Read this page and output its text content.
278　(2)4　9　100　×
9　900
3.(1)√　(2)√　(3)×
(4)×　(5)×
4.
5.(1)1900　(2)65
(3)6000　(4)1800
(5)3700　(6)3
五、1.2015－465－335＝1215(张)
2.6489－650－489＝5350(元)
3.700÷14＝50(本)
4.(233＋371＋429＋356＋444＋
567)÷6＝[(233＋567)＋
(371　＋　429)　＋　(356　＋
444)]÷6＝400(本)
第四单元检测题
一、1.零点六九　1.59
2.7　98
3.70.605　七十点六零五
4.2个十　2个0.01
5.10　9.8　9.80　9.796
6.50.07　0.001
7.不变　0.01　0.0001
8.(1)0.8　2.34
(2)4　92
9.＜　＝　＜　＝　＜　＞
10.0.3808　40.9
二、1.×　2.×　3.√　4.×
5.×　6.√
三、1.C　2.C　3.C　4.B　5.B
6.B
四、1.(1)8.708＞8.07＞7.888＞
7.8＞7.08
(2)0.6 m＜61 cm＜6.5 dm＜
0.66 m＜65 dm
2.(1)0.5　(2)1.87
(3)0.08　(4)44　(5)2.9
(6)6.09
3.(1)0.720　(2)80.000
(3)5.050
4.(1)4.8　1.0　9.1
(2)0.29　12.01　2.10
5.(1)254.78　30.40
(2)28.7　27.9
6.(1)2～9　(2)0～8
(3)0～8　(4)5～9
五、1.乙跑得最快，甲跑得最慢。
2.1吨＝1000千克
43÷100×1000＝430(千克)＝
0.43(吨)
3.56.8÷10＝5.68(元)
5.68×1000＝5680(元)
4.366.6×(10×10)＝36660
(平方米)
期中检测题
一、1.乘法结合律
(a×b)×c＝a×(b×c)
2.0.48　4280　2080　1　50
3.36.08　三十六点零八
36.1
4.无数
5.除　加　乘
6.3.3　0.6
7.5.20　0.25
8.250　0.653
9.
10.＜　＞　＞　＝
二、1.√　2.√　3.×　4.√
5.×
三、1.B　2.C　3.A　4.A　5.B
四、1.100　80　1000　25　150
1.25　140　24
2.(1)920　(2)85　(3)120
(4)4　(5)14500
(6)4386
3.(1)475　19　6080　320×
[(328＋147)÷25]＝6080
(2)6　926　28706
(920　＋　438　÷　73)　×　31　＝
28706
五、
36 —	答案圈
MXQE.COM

|---|

Exactly reproduce every line of the records.

Read this page and output its text content.
278　(2)4　9　100　×
9　900
3.(1)√　(2)√　(3)×
(4)×　(5)×
4.
5.(1)1900　(2)65
(3)6000　(4)1800
(5)3700　(6)3
五、1.2015－465－335＝1215(张)
2.6489－650－489＝5350(元)
3.700÷14＝50(本)
4.(233＋371＋429＋356＋444＋
567)÷6＝[(233＋567)＋
(371　＋　429)　＋　(356　＋
444)]÷6＝400(本)
第四单元检测题
一、1.零点六九　1.59
2.7　98
3.70.605　七十点六零五
4.2个十　2个0.01
5.10　9.8　9.80　9.796
6.50.07　0.001
7.不变　0.01　0.0001
8.(1)0.8　2.34
(2)4　92
9.＜　＝　＜　＝　＜　＞
10.0.3808　40.9
二、1.×　2.×　3.√　4.×
5.×　6.√
三、1.C　2.C　3.C　4.B　5.B
6.B
四、1.(1)8.708＞8.07＞7.888＞
7.8＞7.08
(2)0.6 m＜61 cm＜6.5 dm＜
0.66 m＜65 dm
2.(1)0.5　(2)1.87
(3)0.08　(4)44　(5)2.9
(6)6.09
3.(1)0.720　(2)80.000
(3)5.050
4.(1)4.8　1.0　9.1
(2)0.29　12.01　2.10
5.(1)254.78　30.40
(2)28.7　27.9
6.(1)2～9　(2)0～8
(3)0～8　(4)5～9
五、1.乙跑得最快，甲跑得最慢。
2.1吨＝1000千克
43÷100×1000＝430(千克)＝
0.43(吨)
3.56.8÷10＝5.68(元)
5.68×1000＝5680(元)
4.366.6×(10×10)＝36660
(平方米)
期中检测题
一、1.乘法结合律
(a×b)×c＝a×(b×c)
2.0.48　4280　2080　1　50
3.36.08　三十六点零八
36.1
4.无数
5.除　加　乘
6.3.3　0.6
7.5.20　0.25
8.250　0.653
9.
10.＜　＞　＞　＝
二、1.√　2.√　3.×　4.√
5.×
三、1.B　2.C　3.A　4.A　5.B
四、1.100　80　1000　25　150
1.25　140　24
2.(1)920　(2)85　(3)120
(4)4　(5)14500
(6)4386
3.(1)475　19　6080　320×
[(328＋147)÷25]＝6080
(2)6　926　28706
(920　＋　438　÷　73)　×　31　＝
28706
五、
36 —	答案圈
MXQE.COM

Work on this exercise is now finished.